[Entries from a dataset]
[start]
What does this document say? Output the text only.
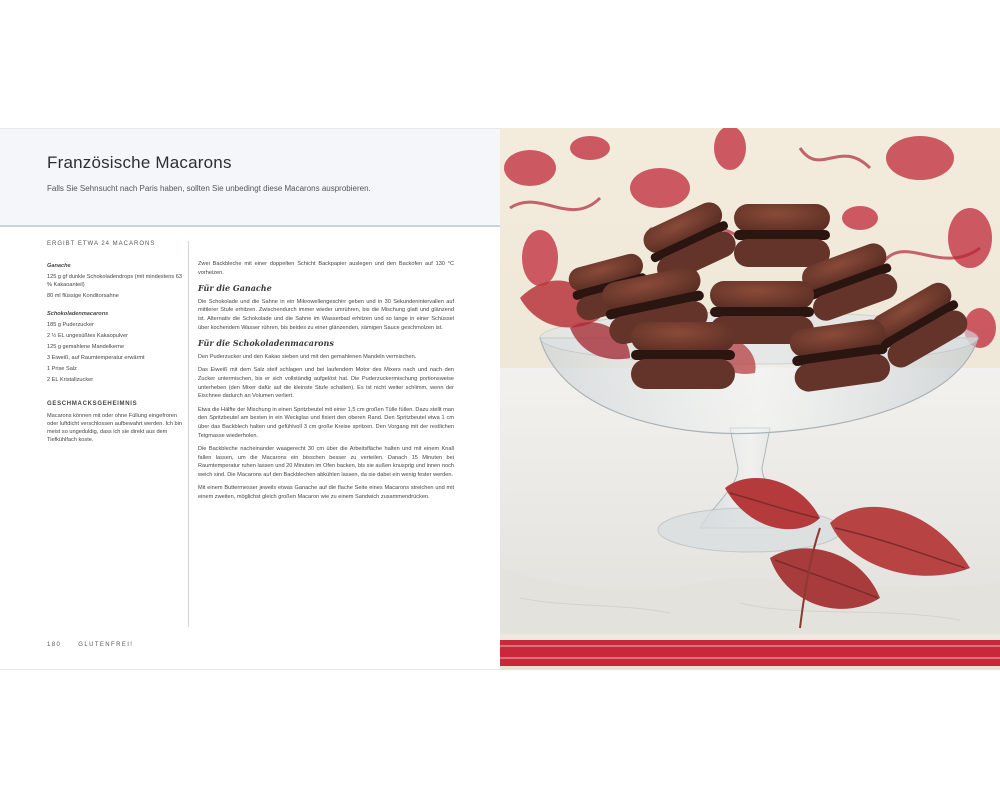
Französische Macarons
Falls Sie Sehnsucht nach Paris haben, sollten Sie unbedingt diese Macarons ausprobieren.
ERGIBT ETWA 24 MACARONS
Ganache
125 g gf dunkle Schokoladendrops (mit mindestens 63 % Kakaoanteil)
80 ml flüssige Konditorsahne
Schokoladenmacarons
185 g Puderzucker
2 ½ EL ungesüßtes Kakaopulver
125 g gemahlene Mandelkerne
3 Eiweiß, auf Raumtemperatur erwärmt
1 Prise Salz
2 EL Kristallzucker
GESCHMACKSGEHEIMNIS
Macarons können mit oder ohne Füllung eingefroren oder luftdicht verschlossen aufbewahrt werden. Ich bin meist so ungeduldig, dass ich sie direkt aus dem Tiefkühlfach koste.

Zwei Backbleche mit einer doppelten Schicht Backpapier auslegen und den Backofen auf 130 °C vorheizen.

Für die Ganache

Die Schokolade und die Sahne in ein Mikrowellengeschirr geben und in 30 Sekundenintervallen auf mittlerer Stufe erhitzen. Zwischendurch immer wieder umrühren, bis die Mischung glatt und glänzend ist. Alternativ die Schokolade und die Sahne im Wasserbad erhitzen und so lange in einer Schüssel über kochendem Wasser rühren, bis beides zu einer glänzenden, sämigen Sauce geschmolzen ist.

Für die Schokoladenmacarons

Den Puderzucker und den Kakao sieben und mit den gemahlenen Mandeln vermischen.

Das Eiweiß mit dem Salz steif schlagen und bei laufendem Motor des Mixers nach und nach den Zucker untermischen, bis er sich vollständig aufgelöst hat. Die Puderzuckermischung portionsweise unterheben (den Mixer dafür auf die kleinste Stufe schalten). Es ist nicht weiter schlimm, wenn der Eischnee dadurch an Volumen verliert.

Etwa die Hälfte der Mischung in einen Spritzbeutel mit einer 1,5 cm großen Tülle füllen. Dazu stellt man den Spritzbeutel am besten in ein Weckglas und fixiert den oberen Rand. Den Spritzbeutel etwa 1 cm über das Backblech halten und gefühlvoll 3 cm große Kreise spritzen. Den Vorgang mit der restlichen Teigmasse wiederholen.

Die Backbleche nacheinander waagerecht 30 cm über die Arbeitsfläche halten und mit einem Knall fallen lassen, um die Macarons ein bisschen besser zu verteilen. Danach 15 Minuten bei Raumtemperatur ruhen lassen und 20 Minuten im Ofen backen, bis sie außen knusprig und innen noch weich sind. Die Macarons auf den Backblechen abkühlen lassen, da sie dabei ein wenig fester werden.

Mit einem Buttermesser jeweils etwas Ganache auf die flache Seite eines Macarons streichen und mit einem zweiten, möglichst gleich großen Macaron wie zu einem Sandwich zusammendrücken.

180	GLUTENFREI!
[end]
Stated task: Among the entries above, how many lines hold the string "Salz"? Give the number by itself.

Reply: 2